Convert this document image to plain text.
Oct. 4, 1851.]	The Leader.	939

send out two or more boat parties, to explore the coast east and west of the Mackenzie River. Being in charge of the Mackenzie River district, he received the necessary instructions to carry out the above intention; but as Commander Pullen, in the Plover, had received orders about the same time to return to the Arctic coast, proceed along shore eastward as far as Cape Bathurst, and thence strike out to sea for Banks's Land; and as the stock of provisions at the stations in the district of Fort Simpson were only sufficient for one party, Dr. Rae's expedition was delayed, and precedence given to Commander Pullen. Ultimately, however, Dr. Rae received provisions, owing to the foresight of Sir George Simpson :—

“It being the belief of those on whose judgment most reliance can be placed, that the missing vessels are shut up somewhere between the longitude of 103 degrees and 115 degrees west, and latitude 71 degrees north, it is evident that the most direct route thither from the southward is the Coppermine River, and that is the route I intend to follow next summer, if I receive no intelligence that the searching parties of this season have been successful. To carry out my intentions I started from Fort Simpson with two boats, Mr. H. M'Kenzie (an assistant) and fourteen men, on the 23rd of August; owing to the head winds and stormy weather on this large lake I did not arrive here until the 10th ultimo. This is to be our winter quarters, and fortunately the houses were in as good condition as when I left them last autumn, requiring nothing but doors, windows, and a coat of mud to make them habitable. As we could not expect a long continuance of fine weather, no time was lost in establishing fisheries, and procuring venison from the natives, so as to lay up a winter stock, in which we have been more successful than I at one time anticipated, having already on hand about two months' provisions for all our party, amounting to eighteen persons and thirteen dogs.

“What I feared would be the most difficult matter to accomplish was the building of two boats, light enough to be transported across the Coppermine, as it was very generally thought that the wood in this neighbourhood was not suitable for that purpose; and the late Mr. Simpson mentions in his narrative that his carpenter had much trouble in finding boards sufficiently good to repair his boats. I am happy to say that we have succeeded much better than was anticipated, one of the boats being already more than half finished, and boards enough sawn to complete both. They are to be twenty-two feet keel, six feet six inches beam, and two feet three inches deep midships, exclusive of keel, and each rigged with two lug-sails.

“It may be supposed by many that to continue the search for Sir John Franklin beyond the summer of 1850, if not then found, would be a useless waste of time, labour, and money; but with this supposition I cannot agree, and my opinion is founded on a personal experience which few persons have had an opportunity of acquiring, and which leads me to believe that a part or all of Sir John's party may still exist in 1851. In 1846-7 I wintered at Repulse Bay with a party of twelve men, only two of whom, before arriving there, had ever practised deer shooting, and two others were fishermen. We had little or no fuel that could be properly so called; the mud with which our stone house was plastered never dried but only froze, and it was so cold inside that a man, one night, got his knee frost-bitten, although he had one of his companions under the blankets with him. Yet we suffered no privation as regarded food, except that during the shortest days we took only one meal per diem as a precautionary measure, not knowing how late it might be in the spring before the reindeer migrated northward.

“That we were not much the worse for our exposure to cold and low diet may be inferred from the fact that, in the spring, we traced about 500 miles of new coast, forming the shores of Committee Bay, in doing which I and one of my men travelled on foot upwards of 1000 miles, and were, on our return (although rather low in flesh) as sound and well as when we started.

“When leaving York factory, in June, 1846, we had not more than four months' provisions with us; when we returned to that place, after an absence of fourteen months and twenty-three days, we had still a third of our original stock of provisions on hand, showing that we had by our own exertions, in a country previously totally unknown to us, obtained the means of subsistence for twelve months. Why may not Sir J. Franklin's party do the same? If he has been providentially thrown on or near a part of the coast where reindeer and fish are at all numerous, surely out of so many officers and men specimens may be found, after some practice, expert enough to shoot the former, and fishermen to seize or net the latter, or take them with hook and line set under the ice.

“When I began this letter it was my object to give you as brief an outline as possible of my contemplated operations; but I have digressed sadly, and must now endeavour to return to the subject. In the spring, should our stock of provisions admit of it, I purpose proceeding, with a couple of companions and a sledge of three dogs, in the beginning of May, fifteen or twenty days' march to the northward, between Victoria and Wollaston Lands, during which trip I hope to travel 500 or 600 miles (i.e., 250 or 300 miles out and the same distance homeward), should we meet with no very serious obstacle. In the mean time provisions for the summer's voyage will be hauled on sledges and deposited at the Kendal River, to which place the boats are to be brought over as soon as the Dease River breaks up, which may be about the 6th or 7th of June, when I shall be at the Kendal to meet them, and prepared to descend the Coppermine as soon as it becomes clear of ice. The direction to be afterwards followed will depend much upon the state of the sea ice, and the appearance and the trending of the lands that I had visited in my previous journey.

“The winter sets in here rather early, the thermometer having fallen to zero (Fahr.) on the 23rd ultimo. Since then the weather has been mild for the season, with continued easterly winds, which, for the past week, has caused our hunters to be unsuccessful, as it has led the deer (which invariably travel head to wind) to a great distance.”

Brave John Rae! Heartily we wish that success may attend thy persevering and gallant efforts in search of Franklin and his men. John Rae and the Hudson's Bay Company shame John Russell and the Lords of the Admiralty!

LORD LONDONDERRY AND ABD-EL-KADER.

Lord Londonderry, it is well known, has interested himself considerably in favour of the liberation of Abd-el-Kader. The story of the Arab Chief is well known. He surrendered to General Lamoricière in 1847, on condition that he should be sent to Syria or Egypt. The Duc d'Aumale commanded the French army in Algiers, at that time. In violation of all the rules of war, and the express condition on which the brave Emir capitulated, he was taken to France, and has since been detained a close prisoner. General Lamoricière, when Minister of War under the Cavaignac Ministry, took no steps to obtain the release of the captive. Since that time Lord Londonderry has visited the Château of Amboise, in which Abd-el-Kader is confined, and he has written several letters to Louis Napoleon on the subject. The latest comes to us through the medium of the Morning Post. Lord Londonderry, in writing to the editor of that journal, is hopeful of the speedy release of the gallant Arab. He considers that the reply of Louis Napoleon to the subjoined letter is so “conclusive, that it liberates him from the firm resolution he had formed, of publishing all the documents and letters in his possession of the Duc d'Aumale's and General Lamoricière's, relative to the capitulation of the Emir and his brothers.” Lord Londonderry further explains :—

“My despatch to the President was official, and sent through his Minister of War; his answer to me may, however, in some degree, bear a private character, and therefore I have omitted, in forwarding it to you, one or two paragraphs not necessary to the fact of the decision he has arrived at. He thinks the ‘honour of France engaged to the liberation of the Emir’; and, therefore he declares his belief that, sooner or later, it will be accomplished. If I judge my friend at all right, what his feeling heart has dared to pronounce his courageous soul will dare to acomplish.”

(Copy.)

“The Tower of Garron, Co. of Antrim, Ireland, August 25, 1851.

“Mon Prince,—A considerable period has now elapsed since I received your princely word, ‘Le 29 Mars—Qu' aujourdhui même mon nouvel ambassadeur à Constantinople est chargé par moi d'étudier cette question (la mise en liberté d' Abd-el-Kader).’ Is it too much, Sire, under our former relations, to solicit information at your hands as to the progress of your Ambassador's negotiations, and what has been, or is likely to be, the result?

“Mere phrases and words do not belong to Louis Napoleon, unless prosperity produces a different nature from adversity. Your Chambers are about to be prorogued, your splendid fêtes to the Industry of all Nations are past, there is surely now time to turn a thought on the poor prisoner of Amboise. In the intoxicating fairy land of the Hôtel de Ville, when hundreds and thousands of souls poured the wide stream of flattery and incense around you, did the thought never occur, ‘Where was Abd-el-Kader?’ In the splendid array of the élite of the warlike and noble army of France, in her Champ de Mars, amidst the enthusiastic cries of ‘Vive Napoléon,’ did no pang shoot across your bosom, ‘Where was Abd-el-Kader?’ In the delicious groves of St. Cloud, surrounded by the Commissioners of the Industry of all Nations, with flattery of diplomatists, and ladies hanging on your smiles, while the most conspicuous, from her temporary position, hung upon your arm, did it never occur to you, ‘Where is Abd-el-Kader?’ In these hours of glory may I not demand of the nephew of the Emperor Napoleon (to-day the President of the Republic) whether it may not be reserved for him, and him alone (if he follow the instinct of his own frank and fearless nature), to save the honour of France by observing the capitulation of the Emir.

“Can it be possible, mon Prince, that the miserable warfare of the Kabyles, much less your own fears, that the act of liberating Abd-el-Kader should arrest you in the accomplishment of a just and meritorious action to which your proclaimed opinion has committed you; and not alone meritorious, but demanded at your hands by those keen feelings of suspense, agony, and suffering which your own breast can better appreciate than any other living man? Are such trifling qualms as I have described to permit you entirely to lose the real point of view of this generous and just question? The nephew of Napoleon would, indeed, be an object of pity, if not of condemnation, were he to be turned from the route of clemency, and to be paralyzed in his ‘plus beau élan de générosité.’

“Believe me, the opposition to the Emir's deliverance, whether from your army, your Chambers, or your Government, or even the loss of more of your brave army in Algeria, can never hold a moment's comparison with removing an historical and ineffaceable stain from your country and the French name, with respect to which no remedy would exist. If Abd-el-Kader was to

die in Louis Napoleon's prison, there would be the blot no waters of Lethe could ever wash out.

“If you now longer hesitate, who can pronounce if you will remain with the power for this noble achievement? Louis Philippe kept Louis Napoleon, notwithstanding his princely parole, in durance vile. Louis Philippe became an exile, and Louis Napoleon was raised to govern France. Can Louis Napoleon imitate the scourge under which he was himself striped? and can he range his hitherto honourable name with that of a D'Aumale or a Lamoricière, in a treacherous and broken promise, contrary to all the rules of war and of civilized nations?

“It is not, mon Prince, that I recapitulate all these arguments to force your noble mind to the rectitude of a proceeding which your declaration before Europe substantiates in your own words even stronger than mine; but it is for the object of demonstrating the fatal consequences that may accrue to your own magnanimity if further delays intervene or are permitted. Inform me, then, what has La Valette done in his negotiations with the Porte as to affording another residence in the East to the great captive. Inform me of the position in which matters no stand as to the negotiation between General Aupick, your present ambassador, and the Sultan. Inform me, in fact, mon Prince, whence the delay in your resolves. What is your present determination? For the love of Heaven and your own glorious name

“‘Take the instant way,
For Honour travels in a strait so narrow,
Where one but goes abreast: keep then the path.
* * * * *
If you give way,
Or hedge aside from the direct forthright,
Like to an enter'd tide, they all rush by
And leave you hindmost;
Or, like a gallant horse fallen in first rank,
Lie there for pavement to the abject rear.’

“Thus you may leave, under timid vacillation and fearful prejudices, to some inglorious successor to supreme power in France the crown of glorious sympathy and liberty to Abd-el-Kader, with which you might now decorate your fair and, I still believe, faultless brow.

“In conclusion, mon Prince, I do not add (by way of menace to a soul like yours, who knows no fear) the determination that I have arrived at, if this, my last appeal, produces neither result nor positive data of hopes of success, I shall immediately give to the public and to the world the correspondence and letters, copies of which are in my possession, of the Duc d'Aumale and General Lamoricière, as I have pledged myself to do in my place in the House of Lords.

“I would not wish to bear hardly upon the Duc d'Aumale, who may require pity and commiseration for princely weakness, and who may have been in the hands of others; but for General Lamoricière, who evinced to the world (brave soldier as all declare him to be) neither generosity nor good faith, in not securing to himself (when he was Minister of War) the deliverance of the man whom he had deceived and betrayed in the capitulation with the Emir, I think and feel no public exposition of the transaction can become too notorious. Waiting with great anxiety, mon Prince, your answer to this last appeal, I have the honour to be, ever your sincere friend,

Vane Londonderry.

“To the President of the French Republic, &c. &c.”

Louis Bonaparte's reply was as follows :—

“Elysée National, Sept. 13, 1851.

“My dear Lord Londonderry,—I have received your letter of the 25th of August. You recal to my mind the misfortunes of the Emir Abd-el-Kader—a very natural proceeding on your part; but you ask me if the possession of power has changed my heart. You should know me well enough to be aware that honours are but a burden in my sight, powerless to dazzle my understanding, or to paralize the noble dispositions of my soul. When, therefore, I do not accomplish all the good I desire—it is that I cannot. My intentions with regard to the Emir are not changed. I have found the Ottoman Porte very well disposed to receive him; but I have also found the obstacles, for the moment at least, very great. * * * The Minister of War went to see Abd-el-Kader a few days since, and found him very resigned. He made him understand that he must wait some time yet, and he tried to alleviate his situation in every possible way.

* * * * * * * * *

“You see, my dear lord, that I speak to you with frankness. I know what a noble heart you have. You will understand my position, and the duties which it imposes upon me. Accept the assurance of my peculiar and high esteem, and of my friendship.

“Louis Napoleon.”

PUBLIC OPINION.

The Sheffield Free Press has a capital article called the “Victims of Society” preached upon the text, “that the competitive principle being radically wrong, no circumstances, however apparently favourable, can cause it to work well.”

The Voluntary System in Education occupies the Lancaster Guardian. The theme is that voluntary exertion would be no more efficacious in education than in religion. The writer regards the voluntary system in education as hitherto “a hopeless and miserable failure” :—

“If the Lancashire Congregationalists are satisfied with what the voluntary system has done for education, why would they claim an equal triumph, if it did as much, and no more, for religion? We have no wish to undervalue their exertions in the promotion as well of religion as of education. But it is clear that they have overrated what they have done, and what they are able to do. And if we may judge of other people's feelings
== == ==
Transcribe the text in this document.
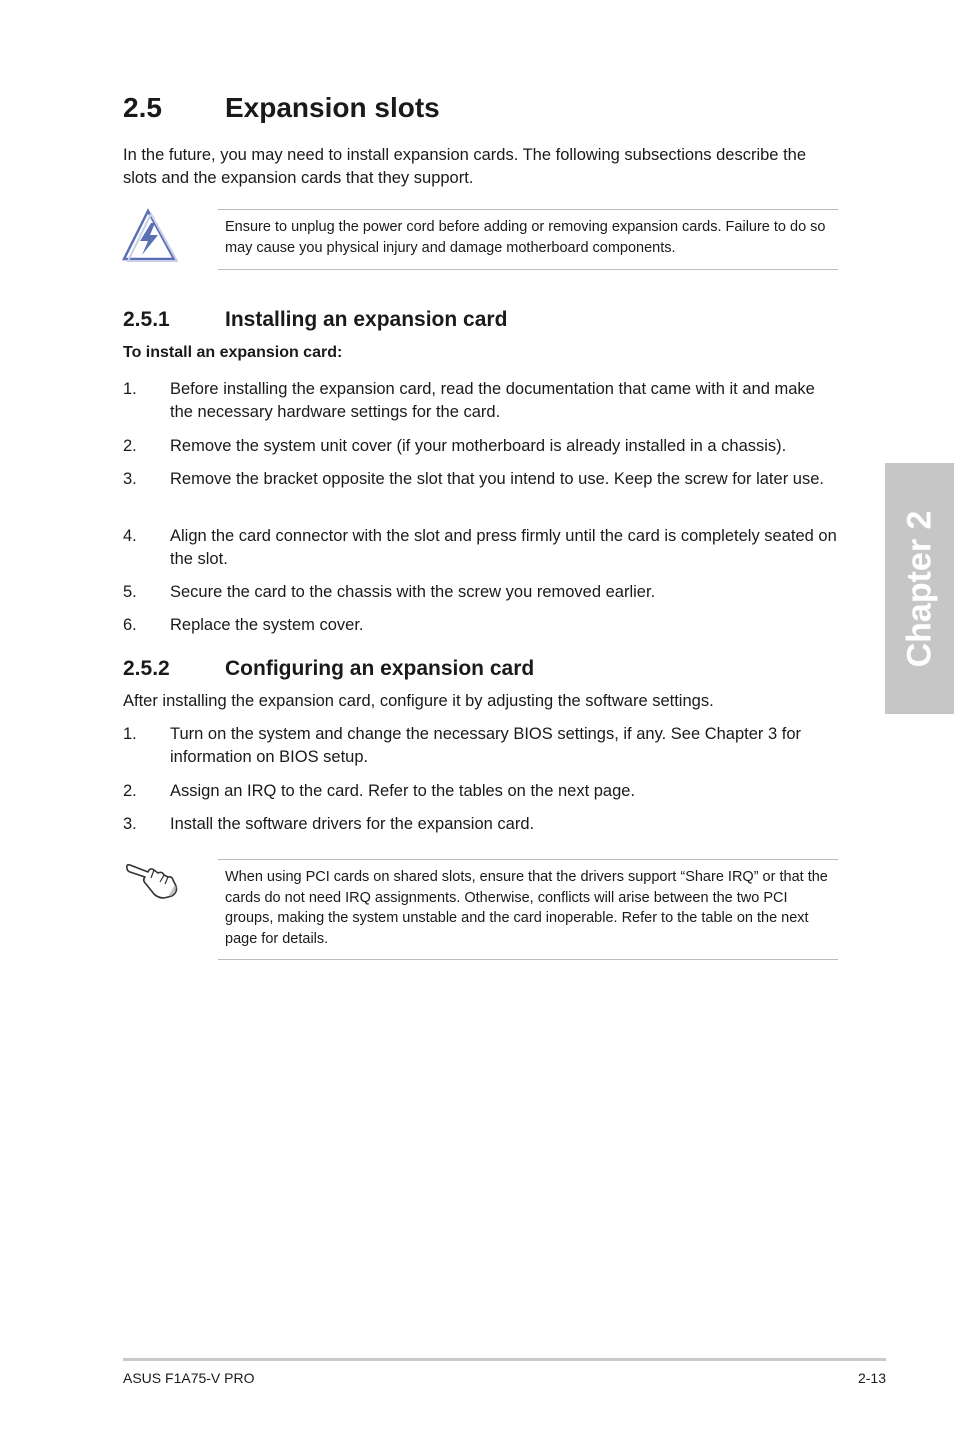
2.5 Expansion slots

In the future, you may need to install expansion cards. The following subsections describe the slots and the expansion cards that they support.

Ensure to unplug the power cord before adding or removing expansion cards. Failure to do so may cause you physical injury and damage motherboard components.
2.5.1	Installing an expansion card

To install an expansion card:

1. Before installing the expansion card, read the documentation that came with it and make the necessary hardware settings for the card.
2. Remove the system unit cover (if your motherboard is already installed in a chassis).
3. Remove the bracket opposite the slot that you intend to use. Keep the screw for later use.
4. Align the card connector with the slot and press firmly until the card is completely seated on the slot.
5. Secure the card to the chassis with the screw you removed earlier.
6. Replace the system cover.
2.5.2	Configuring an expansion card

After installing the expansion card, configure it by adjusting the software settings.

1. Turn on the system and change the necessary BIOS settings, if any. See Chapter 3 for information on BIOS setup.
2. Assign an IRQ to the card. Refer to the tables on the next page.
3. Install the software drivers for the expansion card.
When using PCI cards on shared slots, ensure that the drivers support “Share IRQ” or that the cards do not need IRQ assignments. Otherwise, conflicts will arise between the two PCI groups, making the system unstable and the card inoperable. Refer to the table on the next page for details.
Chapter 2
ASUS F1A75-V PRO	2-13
== == ==
=== WHAT IS BEING ASKED ===
Copy all lines from the listing that contain "leave".

=== TASK OUTPUT ===
And leave you hindmost;
“Thus you may leave, under timid vacillation and fearful prejudices, to some inglorious successor to supreme power in France the crown of glorious sympathy and liberty to Abd-el-Kader, with which you might now decorate your fair and, I still believe, faultless brow.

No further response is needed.